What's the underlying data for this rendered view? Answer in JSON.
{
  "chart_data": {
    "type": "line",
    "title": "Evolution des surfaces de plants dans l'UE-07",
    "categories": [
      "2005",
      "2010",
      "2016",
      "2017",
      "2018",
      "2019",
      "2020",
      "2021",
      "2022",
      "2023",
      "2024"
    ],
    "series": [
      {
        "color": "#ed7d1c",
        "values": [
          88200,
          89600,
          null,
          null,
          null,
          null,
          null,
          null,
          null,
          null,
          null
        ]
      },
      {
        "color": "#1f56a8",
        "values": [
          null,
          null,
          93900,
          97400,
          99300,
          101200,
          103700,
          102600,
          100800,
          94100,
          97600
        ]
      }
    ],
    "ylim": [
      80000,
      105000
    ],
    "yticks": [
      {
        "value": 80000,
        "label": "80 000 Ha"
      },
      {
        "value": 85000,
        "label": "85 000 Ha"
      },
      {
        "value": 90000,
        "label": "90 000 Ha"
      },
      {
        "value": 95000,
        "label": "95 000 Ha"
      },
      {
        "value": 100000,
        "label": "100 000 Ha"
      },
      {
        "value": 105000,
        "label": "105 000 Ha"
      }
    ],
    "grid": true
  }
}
════════════════
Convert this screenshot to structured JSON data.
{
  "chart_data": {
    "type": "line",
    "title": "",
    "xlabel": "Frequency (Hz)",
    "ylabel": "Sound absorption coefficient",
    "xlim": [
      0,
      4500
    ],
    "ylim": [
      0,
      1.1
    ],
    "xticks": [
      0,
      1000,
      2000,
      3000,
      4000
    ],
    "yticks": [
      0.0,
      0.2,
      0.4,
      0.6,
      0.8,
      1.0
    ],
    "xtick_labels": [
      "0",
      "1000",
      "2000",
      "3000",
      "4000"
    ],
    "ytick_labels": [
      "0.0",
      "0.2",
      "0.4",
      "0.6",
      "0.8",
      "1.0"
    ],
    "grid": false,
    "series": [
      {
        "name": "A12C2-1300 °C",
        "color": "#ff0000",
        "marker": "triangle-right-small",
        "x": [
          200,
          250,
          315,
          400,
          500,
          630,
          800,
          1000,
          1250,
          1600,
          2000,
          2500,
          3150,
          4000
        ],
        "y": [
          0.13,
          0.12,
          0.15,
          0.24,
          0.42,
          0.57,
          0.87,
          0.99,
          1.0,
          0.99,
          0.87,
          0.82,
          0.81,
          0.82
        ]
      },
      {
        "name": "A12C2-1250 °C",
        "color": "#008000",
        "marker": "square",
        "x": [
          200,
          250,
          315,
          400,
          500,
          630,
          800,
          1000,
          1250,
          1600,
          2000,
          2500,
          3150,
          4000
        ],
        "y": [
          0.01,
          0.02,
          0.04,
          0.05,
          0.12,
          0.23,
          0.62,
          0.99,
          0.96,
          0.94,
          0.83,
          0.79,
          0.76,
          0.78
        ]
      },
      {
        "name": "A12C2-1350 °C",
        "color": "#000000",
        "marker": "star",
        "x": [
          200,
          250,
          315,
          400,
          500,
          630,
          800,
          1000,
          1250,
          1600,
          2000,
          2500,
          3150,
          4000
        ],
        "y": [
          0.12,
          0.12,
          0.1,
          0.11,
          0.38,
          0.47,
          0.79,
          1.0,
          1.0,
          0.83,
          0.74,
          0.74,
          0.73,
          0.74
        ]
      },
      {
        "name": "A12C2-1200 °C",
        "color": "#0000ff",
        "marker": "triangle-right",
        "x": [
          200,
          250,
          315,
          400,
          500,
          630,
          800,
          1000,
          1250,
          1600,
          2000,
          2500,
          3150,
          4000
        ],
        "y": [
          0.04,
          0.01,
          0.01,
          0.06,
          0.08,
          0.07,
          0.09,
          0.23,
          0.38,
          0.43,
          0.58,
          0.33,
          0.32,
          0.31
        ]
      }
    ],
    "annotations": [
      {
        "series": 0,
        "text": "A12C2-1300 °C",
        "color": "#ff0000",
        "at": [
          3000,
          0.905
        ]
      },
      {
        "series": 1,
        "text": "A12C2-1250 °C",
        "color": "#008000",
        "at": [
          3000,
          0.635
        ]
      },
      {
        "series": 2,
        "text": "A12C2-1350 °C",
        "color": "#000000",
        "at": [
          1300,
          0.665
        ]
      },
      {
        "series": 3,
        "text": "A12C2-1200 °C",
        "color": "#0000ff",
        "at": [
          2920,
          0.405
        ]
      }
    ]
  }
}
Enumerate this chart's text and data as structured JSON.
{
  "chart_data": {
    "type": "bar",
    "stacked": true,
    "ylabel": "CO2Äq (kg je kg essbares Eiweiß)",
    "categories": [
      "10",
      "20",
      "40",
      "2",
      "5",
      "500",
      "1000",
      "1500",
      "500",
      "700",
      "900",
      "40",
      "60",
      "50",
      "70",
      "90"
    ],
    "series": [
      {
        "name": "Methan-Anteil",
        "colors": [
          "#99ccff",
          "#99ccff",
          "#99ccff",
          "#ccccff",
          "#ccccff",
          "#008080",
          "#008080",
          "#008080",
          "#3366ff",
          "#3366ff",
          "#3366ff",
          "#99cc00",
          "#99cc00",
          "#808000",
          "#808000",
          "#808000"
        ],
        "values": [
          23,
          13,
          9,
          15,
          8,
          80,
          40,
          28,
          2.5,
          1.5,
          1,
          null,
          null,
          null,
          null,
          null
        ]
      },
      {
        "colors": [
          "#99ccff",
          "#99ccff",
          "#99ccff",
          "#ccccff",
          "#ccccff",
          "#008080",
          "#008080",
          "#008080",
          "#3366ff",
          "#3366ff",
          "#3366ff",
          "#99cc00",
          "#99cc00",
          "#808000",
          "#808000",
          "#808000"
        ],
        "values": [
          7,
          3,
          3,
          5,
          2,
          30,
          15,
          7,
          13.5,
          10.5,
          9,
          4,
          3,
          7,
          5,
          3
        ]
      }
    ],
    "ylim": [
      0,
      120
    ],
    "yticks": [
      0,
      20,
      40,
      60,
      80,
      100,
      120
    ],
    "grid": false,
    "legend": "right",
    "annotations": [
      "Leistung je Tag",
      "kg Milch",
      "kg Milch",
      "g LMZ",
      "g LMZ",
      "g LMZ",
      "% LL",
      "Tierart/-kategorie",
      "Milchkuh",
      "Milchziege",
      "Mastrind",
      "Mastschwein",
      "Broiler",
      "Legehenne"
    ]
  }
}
════════════════
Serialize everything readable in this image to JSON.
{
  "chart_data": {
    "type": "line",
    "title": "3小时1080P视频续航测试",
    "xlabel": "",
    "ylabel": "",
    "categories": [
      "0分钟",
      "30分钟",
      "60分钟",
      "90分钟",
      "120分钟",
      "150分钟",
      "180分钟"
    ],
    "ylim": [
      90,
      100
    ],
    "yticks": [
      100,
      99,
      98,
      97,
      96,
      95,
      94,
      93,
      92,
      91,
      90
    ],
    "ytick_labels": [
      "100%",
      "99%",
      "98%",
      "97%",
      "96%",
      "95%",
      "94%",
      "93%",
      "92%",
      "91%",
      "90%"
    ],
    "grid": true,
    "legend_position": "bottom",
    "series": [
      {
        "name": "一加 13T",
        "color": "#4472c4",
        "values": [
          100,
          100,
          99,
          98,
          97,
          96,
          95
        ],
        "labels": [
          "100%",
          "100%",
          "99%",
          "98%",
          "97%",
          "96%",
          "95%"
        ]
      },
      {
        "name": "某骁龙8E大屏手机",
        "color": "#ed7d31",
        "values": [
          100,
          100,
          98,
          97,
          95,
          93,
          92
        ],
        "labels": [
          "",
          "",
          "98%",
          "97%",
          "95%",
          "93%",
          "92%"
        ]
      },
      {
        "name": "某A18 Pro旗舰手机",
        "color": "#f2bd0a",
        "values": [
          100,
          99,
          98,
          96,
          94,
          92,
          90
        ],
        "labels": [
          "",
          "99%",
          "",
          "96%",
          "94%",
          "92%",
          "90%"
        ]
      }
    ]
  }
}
════════════════
■ EXERCISE PROMPT:
Pick out each line above that includes "JSON" and show it.

■ EXPECTED ANSWER:
What's the underlying data for this rendered view? Answer in JSON.
Convert this screenshot to structured JSON data.
Enumerate this chart's text and data as structured JSON.
Serialize everything readable in this image to JSON.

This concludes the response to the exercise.